• _WHAT TO WORK ON_:
Check each line of the material. Copy those containing "name".

• _RECORDS FOR THIS EXERCISE_:

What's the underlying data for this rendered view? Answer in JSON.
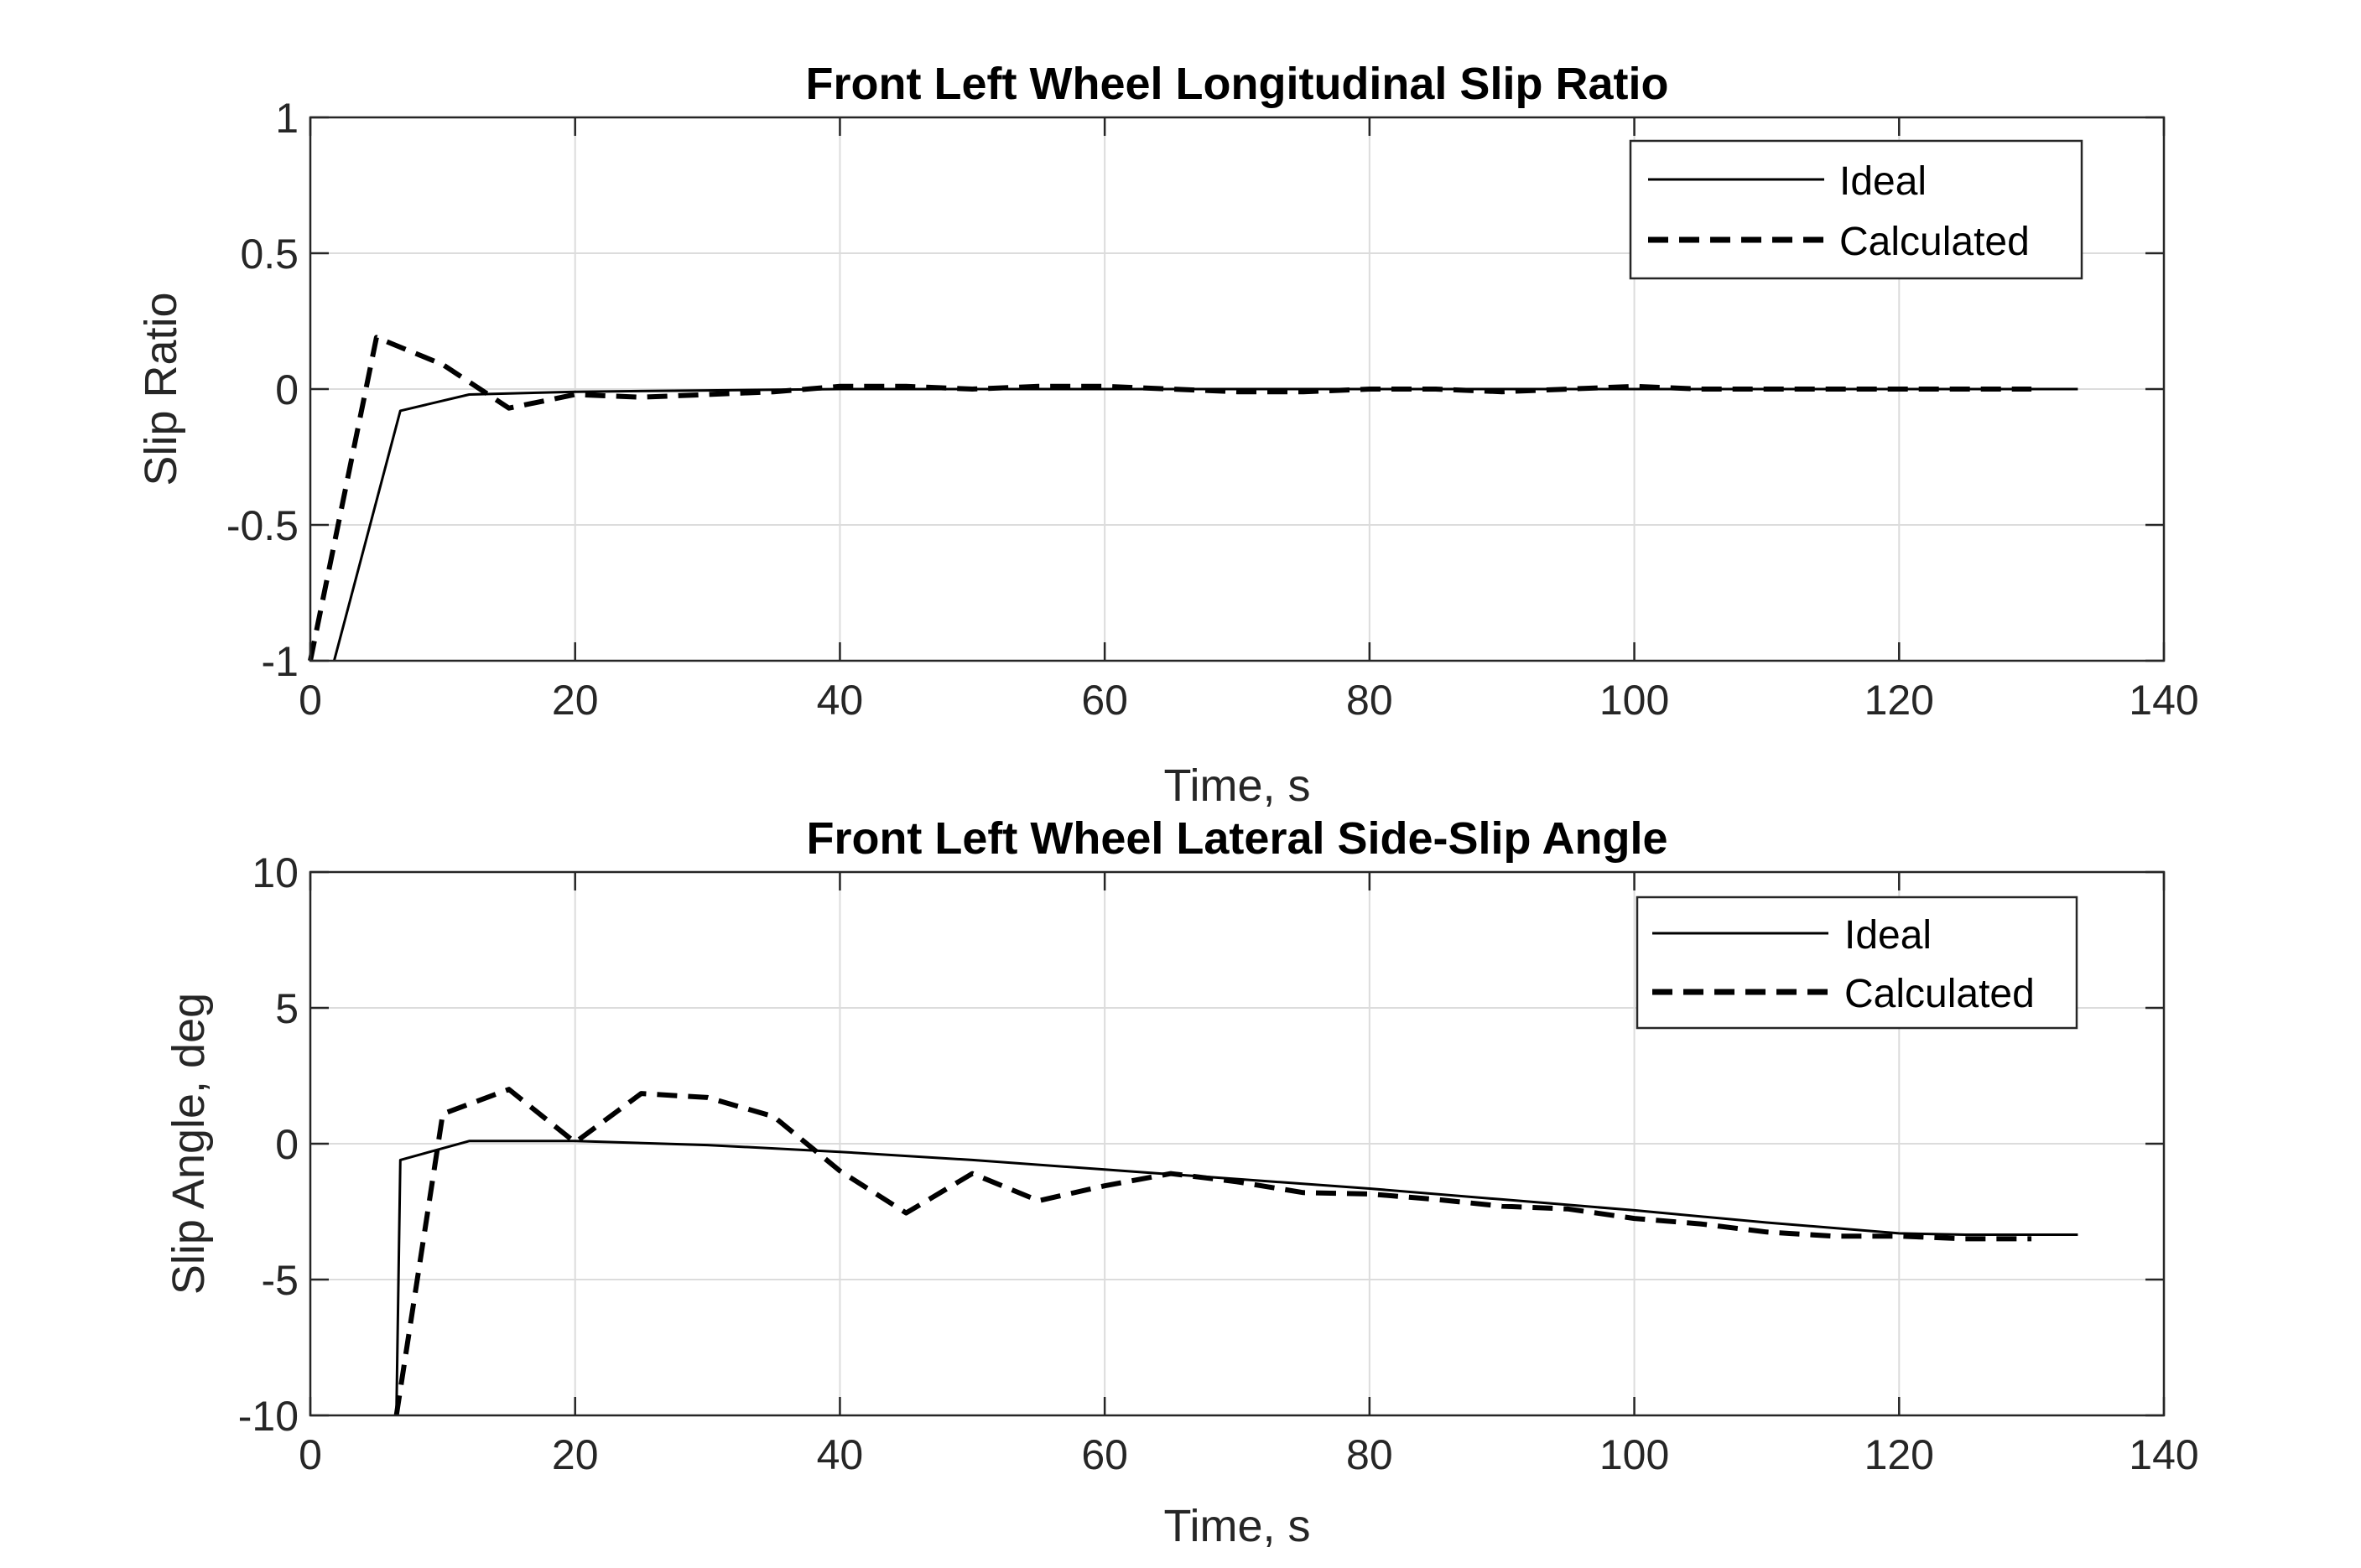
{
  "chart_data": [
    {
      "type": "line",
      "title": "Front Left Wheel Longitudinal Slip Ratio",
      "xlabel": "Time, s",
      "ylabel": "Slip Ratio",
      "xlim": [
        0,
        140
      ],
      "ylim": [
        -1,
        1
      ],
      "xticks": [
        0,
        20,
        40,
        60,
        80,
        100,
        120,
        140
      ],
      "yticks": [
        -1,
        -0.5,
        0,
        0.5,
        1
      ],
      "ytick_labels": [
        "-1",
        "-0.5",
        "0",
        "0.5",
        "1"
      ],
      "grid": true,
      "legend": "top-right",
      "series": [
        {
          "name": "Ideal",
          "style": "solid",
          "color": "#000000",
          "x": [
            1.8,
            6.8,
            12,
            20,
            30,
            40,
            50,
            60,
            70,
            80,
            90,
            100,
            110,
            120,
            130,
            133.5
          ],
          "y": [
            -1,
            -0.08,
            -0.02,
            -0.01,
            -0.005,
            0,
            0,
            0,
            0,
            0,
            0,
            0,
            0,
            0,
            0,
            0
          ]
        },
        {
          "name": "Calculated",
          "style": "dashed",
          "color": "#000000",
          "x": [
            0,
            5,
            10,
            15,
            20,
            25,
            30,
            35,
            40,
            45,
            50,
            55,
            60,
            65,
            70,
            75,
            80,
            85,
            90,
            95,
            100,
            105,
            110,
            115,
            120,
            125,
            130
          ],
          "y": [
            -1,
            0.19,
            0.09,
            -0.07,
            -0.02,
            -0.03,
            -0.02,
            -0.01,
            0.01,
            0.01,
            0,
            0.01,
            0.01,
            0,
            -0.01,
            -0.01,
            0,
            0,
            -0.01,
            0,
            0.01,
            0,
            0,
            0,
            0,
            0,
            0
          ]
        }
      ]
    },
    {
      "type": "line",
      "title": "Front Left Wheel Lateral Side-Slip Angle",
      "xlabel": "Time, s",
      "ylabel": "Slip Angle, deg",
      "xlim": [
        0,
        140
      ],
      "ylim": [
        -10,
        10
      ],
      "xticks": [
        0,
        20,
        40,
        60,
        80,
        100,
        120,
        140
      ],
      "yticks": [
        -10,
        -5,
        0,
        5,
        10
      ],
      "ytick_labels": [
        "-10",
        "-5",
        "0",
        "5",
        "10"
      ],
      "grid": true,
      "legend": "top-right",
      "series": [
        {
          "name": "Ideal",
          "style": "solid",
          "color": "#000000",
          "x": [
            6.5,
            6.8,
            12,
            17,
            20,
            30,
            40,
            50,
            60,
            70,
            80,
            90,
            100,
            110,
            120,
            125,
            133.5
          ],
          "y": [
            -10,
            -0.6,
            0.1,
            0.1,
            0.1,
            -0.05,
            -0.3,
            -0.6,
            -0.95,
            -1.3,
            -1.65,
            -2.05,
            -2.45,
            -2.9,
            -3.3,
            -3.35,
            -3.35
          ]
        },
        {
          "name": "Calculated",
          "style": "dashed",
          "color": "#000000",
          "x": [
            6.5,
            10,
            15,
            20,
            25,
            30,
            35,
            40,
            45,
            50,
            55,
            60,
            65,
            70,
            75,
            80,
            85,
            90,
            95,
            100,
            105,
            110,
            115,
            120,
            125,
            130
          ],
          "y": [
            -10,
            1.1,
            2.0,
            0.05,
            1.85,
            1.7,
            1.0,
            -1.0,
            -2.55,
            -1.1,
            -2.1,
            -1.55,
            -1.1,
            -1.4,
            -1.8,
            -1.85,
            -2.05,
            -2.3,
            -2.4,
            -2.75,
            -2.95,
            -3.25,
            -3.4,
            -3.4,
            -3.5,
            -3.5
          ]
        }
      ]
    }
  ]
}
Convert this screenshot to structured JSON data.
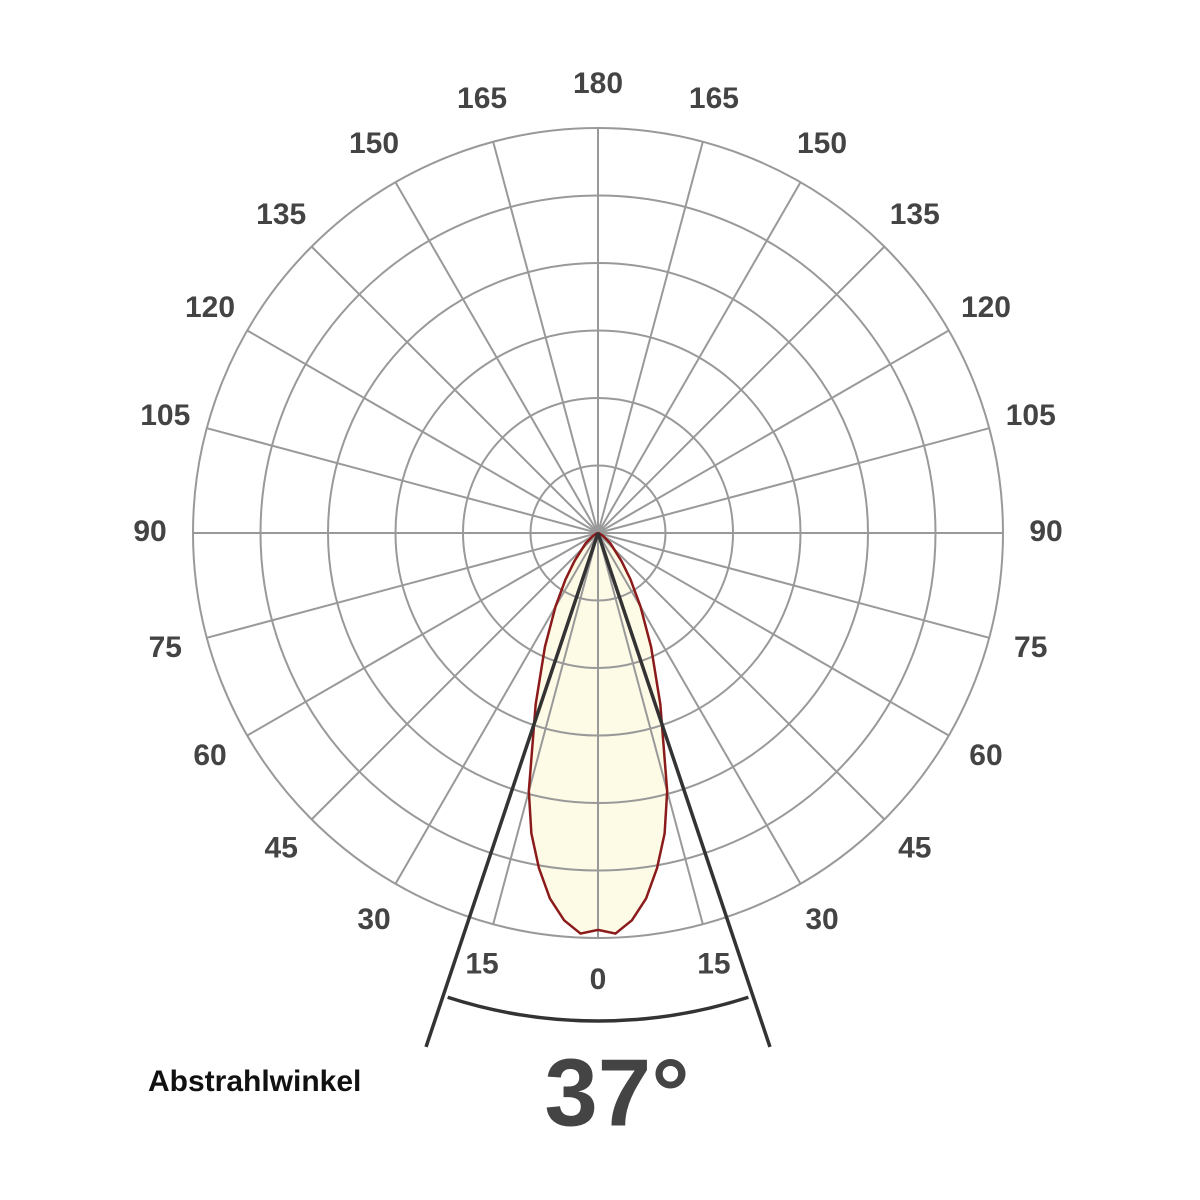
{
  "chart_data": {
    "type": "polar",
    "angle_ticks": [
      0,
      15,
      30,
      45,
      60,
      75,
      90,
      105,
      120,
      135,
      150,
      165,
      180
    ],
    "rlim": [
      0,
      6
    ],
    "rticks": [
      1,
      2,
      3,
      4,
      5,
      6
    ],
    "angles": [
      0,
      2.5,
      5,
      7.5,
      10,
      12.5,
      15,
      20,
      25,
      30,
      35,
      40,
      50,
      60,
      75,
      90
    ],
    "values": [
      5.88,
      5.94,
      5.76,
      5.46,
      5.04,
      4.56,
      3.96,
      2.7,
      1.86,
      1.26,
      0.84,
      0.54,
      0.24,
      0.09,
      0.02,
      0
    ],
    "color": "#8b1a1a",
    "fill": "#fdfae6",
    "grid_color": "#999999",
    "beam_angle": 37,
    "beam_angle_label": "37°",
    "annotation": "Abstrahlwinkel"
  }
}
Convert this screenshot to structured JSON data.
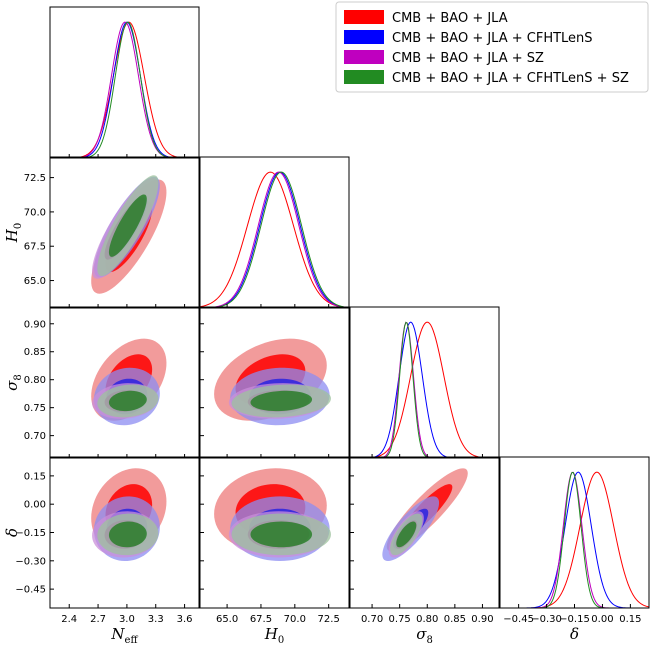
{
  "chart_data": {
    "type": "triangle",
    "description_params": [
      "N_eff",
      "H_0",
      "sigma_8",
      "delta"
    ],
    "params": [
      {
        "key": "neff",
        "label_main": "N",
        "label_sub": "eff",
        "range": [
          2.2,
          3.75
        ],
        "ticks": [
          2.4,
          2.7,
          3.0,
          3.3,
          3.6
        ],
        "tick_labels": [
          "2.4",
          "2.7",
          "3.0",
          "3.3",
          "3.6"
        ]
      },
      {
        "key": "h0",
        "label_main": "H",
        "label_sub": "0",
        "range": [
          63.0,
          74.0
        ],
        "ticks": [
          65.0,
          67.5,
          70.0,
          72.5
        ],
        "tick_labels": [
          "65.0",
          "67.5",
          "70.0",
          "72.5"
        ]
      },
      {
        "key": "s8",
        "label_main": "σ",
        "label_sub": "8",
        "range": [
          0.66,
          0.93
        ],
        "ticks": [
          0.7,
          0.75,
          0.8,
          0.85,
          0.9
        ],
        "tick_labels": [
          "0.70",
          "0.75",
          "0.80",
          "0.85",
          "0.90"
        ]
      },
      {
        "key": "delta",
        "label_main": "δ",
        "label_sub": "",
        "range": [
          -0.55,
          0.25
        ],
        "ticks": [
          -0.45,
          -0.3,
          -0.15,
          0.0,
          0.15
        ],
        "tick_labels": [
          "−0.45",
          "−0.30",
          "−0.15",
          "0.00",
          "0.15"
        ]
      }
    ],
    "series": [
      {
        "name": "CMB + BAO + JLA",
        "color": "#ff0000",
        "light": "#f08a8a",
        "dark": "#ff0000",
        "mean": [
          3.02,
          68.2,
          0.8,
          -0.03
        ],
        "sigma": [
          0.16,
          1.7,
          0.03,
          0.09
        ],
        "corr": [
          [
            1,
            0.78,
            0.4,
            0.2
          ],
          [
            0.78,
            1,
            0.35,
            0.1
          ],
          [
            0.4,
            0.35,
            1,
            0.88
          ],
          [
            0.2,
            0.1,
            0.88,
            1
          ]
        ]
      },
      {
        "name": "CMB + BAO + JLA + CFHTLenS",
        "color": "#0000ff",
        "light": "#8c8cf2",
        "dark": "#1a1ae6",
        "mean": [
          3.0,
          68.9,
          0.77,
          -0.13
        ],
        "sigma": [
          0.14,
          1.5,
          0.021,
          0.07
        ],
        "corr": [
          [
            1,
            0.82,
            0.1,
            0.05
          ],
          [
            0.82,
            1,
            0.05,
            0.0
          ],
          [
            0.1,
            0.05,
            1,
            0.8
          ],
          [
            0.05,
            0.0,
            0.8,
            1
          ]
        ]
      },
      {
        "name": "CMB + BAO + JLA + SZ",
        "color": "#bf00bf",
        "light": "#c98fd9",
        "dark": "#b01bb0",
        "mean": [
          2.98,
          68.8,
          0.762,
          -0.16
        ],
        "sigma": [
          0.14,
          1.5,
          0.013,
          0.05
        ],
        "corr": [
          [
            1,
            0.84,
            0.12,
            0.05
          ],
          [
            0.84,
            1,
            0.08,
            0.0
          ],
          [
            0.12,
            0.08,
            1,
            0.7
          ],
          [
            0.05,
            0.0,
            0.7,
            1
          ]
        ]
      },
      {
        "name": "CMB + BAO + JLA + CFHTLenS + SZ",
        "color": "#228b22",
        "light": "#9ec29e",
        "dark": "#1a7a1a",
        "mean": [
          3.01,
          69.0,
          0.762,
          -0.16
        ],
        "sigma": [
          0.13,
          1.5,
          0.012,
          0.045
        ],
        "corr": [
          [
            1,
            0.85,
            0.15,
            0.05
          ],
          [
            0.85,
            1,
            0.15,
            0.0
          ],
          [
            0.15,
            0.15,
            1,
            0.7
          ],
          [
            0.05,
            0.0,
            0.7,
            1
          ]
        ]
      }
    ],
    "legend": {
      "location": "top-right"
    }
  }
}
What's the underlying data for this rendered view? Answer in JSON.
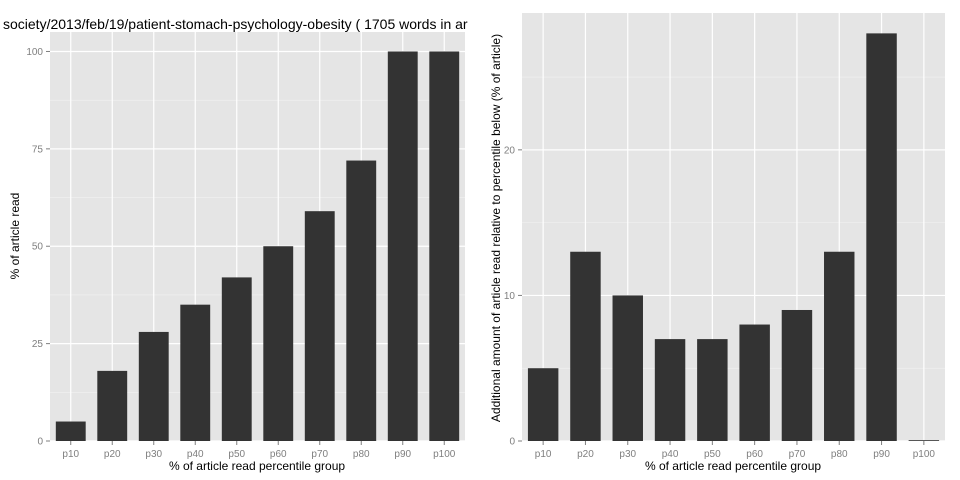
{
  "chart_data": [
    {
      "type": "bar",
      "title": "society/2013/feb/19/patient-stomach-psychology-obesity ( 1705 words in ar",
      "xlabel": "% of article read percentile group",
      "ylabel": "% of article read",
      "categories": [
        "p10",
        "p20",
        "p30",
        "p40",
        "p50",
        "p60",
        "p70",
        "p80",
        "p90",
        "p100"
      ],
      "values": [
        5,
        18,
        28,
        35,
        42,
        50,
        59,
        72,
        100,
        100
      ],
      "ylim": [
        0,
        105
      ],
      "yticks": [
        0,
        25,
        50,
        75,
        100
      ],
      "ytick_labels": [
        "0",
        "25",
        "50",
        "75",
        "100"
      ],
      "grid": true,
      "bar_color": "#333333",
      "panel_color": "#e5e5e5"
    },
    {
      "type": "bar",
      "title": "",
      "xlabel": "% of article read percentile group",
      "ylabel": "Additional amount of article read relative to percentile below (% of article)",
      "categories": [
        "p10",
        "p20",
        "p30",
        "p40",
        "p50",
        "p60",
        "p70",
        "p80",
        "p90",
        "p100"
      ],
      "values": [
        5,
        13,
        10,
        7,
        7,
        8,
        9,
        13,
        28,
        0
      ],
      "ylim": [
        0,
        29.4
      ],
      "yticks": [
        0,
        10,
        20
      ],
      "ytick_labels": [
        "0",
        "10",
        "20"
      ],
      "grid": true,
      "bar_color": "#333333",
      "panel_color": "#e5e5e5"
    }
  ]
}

• _RESULT OF THE TASK_:
          "name": "Ideal",
          "name": "Calculated",
          "name": "Ideal",
          "name": "Calculated",
        "name": "CMB + BAO + JLA",
        "name": "CMB + BAO + JLA + CFHTLenS",
        "name": "CMB + BAO + JLA + SZ",
        "name": "CMB + BAO + JLA + CFHTLenS + SZ",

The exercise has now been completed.